Find the string "Weighted" in the records. Copy every line it appears in.

▶ SUPPLIED RECORDS
==*==

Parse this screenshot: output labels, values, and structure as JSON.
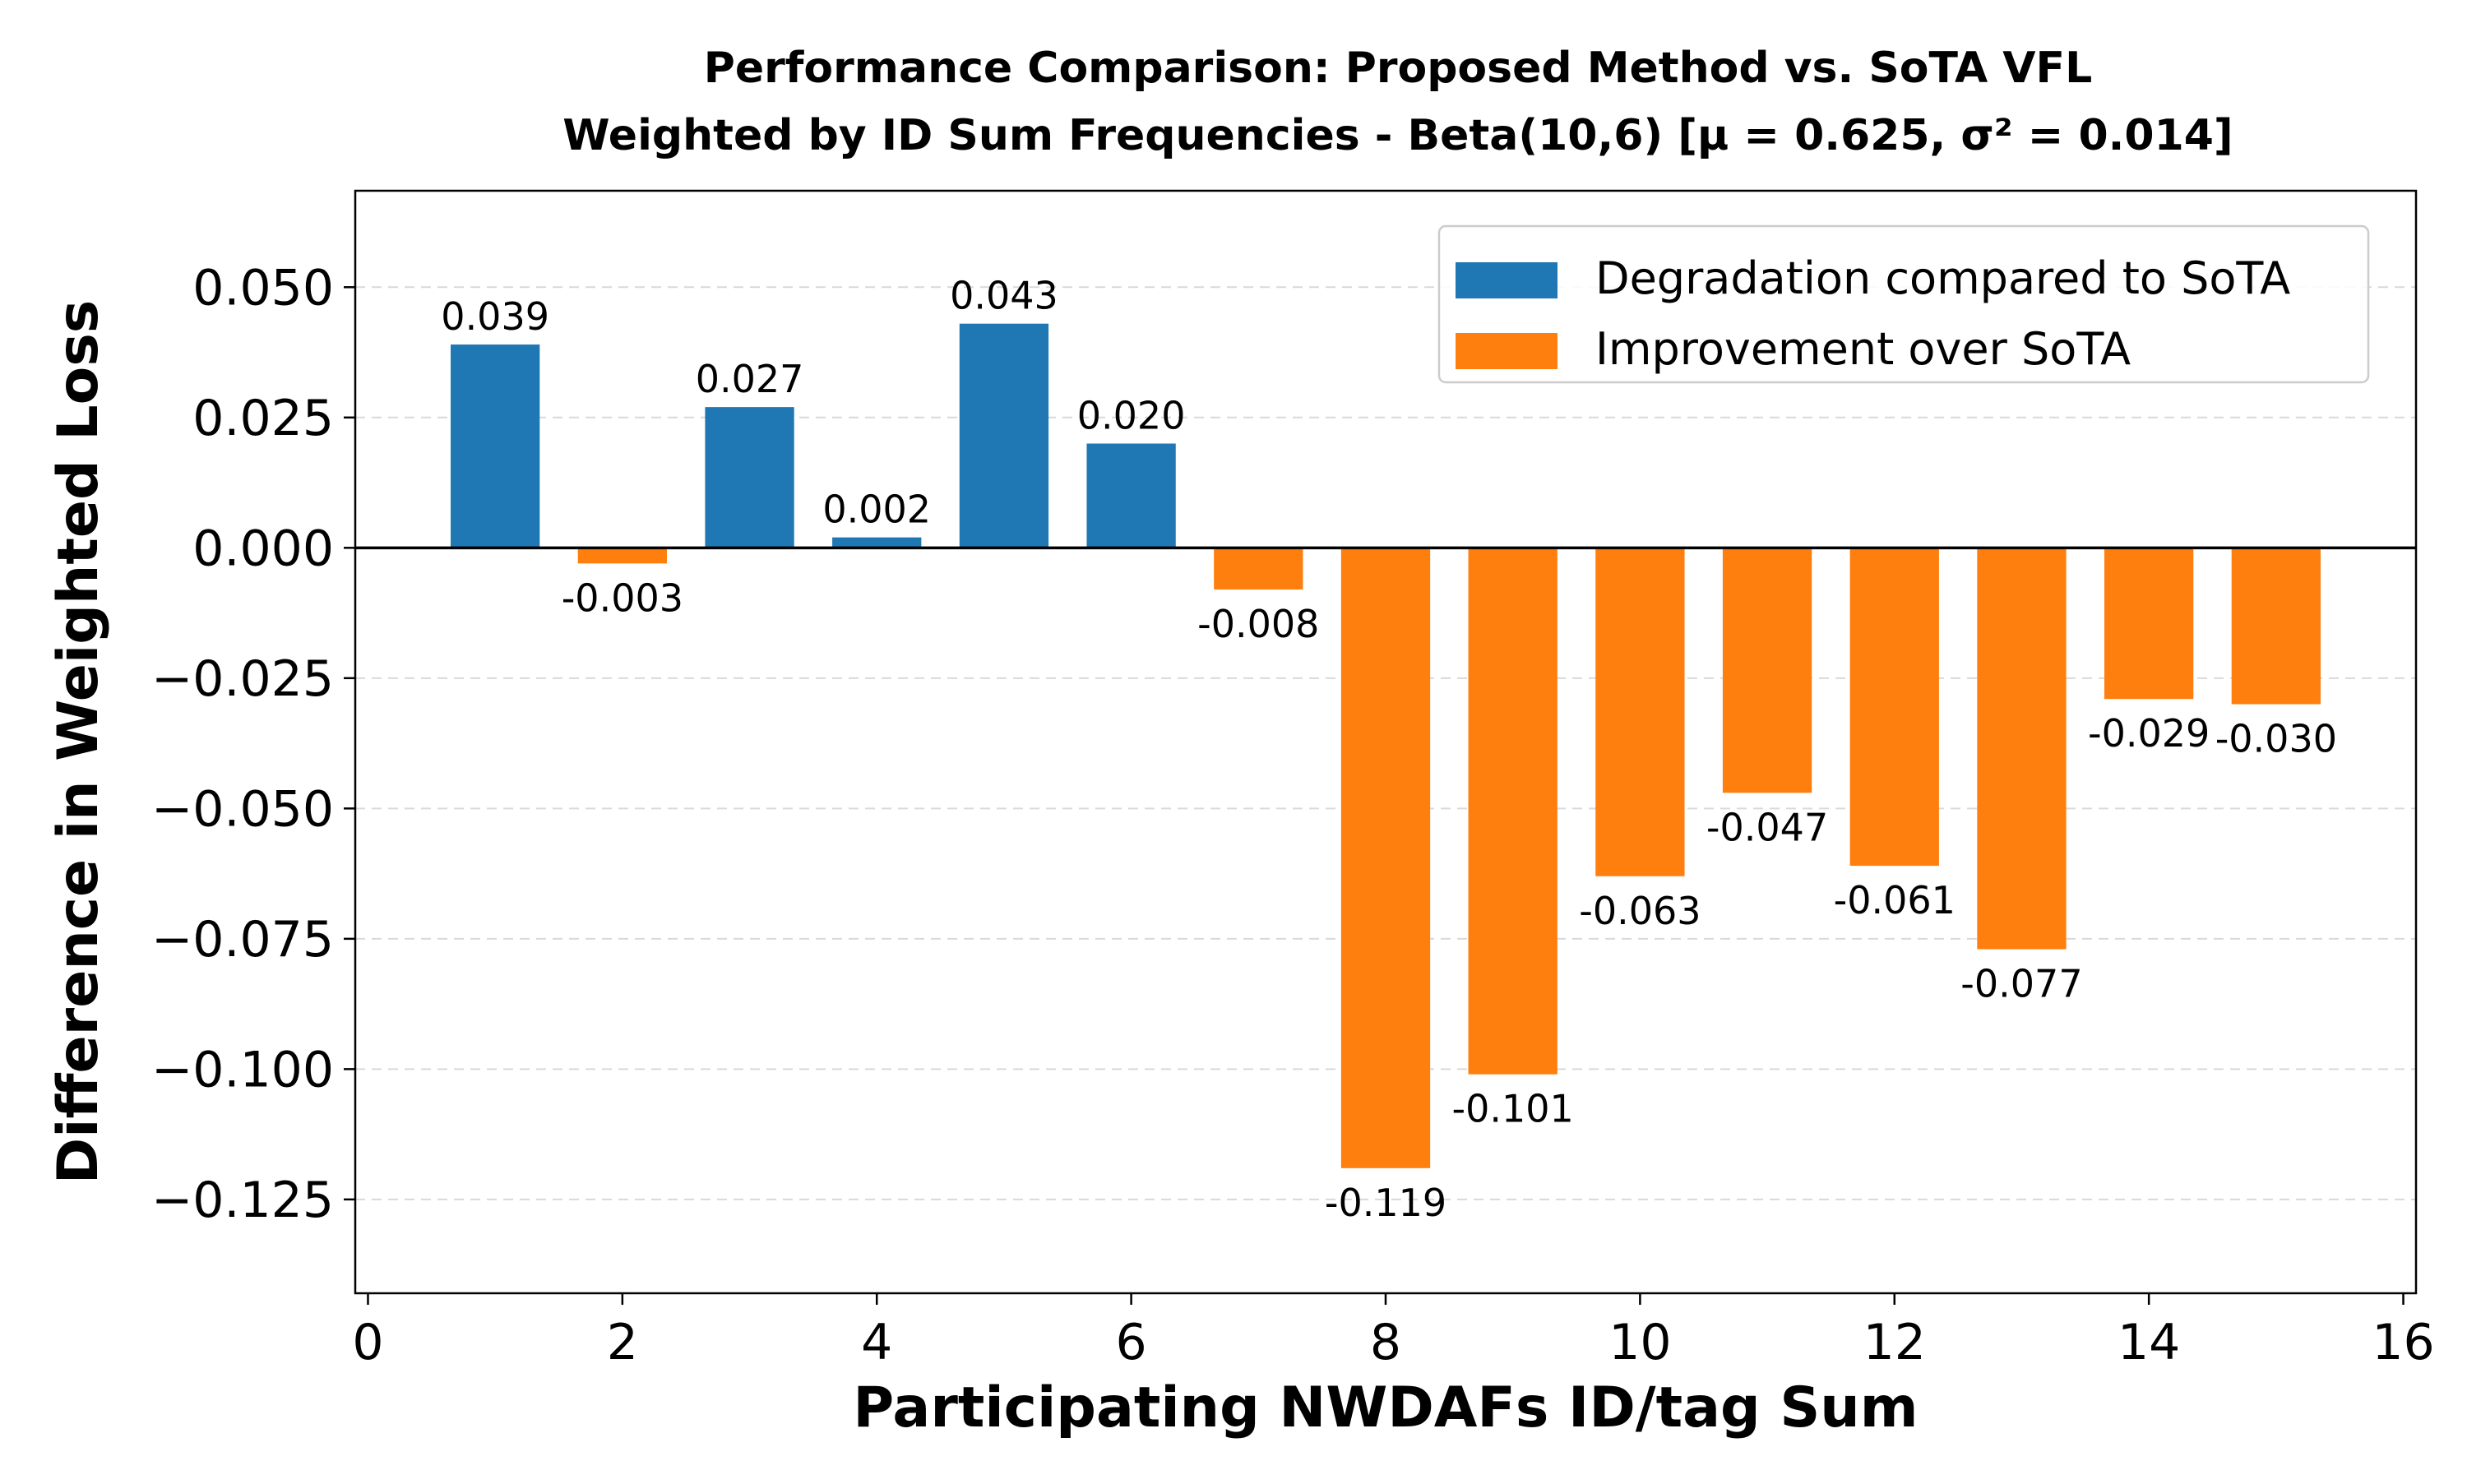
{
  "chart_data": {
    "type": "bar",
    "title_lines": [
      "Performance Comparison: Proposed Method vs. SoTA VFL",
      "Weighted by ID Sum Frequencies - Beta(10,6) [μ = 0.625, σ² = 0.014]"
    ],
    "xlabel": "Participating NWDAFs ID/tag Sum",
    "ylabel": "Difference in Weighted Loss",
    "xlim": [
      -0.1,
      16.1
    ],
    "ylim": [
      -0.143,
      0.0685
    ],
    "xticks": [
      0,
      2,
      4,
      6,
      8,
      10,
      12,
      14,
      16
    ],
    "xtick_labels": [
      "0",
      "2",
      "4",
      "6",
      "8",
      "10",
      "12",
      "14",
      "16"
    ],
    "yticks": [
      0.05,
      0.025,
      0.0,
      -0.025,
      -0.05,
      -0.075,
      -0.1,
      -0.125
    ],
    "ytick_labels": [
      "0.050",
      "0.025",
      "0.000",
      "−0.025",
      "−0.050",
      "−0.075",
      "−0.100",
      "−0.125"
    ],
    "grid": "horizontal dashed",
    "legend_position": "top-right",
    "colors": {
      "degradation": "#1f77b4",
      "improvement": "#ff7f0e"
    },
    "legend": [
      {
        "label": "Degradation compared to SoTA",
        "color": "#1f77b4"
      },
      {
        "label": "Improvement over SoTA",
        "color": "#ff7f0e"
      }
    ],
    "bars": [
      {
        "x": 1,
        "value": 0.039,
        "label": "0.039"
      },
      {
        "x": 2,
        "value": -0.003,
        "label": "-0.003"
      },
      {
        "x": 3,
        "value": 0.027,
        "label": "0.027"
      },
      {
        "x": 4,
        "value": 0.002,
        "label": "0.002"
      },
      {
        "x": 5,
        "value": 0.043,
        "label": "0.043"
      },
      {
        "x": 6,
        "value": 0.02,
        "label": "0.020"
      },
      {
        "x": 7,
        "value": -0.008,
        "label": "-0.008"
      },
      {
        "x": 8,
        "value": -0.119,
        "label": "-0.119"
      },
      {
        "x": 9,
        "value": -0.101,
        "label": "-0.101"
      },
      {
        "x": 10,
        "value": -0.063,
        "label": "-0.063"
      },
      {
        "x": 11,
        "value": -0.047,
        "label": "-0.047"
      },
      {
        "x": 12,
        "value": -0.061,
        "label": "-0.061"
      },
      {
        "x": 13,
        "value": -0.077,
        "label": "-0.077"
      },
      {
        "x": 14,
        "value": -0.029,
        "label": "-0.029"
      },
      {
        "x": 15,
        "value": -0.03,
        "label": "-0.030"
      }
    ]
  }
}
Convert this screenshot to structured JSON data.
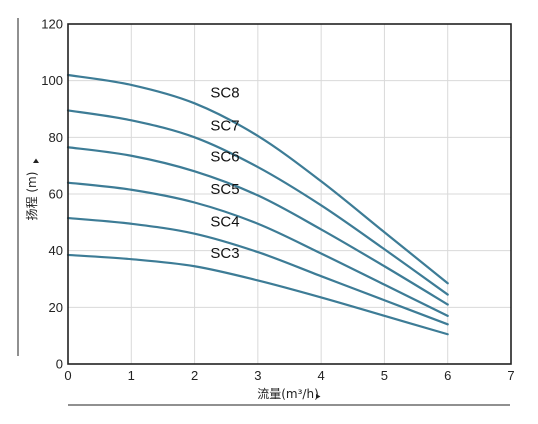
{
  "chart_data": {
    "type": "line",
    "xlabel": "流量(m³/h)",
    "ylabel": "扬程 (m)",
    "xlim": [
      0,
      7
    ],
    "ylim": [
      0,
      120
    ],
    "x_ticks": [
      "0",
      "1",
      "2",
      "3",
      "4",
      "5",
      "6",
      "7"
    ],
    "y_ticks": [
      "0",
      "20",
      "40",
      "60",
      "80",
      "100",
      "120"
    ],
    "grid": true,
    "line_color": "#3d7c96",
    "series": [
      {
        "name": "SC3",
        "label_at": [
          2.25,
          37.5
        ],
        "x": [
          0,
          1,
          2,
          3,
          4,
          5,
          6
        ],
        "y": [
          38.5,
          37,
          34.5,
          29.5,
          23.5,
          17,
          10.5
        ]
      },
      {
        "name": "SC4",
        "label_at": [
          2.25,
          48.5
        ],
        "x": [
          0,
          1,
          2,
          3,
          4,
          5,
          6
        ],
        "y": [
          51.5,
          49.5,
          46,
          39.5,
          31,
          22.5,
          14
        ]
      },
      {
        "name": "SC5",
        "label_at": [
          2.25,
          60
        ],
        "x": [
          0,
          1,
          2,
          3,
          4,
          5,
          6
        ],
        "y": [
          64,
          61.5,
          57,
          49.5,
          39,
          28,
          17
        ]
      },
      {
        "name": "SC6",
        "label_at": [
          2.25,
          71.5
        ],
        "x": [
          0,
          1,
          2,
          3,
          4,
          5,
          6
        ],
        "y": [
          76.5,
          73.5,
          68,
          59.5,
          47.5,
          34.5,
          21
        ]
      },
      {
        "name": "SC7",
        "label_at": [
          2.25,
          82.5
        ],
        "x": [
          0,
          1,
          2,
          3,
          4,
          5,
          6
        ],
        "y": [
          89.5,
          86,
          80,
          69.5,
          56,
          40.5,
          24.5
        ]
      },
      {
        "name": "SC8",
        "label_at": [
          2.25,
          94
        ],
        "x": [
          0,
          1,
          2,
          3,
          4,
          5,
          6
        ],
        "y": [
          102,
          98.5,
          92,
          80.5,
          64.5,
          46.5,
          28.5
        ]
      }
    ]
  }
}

==*==

▶ FULL SOLUTION
      "Weighted by ID Sum Frequencies - Beta(10,6) [μ = 0.625, σ² = 0.014]"
    "ylabel": "Difference in Weighted Loss",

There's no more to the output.